◆ Problem to solve ◆
All entries should be output exactly as they stand.

◆ Supplied material ◆
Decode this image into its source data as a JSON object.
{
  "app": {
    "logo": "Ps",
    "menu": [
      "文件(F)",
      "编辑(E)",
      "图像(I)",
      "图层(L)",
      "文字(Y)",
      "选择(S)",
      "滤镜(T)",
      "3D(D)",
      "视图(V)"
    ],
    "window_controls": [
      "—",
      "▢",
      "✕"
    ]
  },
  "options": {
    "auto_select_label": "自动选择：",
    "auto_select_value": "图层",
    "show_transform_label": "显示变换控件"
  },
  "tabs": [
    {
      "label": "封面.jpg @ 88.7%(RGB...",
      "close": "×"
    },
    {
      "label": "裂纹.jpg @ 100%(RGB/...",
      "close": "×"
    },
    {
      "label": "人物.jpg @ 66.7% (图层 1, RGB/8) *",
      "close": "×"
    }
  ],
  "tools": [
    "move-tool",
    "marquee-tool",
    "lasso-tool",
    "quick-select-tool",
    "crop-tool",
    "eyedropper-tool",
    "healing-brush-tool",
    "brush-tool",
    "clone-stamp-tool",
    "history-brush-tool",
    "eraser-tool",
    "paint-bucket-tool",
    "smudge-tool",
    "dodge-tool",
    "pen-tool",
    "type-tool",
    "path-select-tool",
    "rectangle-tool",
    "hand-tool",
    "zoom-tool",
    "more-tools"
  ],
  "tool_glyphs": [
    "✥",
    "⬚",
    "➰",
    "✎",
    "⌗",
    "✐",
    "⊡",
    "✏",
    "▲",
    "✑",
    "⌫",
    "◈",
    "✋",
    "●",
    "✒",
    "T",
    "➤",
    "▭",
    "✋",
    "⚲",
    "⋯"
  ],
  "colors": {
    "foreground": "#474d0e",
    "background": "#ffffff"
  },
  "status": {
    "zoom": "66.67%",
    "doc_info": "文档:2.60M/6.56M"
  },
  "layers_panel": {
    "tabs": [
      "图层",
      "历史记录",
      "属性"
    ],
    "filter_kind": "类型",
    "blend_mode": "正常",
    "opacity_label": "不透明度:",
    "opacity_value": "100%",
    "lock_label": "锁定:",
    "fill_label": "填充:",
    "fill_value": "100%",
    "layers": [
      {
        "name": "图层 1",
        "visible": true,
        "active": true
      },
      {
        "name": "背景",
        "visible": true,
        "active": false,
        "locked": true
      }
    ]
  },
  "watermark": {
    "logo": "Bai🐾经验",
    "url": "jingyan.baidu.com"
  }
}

◆ Answer to the task ◆
Decode this image into its source data as a JSON object.
{
  "app": {
    "logo": "Ps",
    "menu": [
      "文件(F)",
      "编辑(E)",
      "图像(I)",
      "图层(L)",
      "文字(Y)",
      "选择(S)",
      "滤镜(T)",
      "3D(D)",
      "视图(V)"
    ],
    "window_controls": [
      "—",
      "▢",
      "✕"
    ]
  },
  "options": {
    "auto_select_label": "自动选择：",
    "auto_select_value": "图层",
    "show_transform_label": "显示变换控件"
  },
  "tabs": [
    {
      "label": "封面.jpg @ 88.7%(RGB...",
      "close": "×"
    },
    {
      "label": "裂纹.jpg @ 100%(RGB/...",
      "close": "×"
    },
    {
      "label": "人物.jpg @ 66.7% (图层 1, RGB/8) *",
      "close": "×"
    }
  ],
  "tools": [
    "move-tool",
    "marquee-tool",
    "lasso-tool",
    "quick-select-tool",
    "crop-tool",
    "eyedropper-tool",
    "healing-brush-tool",
    "brush-tool",
    "clone-stamp-tool",
    "history-brush-tool",
    "eraser-tool",
    "paint-bucket-tool",
    "smudge-tool",
    "dodge-tool",
    "pen-tool",
    "type-tool",
    "path-select-tool",
    "rectangle-tool",
    "hand-tool",
    "zoom-tool",
    "more-tools"
  ],
  "tool_glyphs": [
    "✥",
    "⬚",
    "➰",
    "✎",
    "⌗",
    "✐",
    "⊡",
    "✏",
    "▲",
    "✑",
    "⌫",
    "◈",
    "✋",
    "●",
    "✒",
    "T",
    "➤",
    "▭",
    "✋",
    "⚲",
    "⋯"
  ],
  "colors": {
    "foreground": "#474d0e",
    "background": "#ffffff"
  },
  "status": {
    "zoom": "66.67%",
    "doc_info": "文档:2.60M/6.56M"
  },
  "layers_panel": {
    "tabs": [
      "图层",
      "历史记录",
      "属性"
    ],
    "filter_kind": "类型",
    "blend_mode": "正常",
    "opacity_label": "不透明度:",
    "opacity_value": "100%",
    "lock_label": "锁定:",
    "fill_label": "填充:",
    "fill_value": "100%",
    "layers": [
      {
        "name": "图层 1",
        "visible": true,
        "active": true
      },
      {
        "name": "背景",
        "visible": true,
        "active": false,
        "locked": true
      }
    ]
  },
  "watermark": {
    "logo": "Bai🐾经验",
    "url": "jingyan.baidu.com"
  }
}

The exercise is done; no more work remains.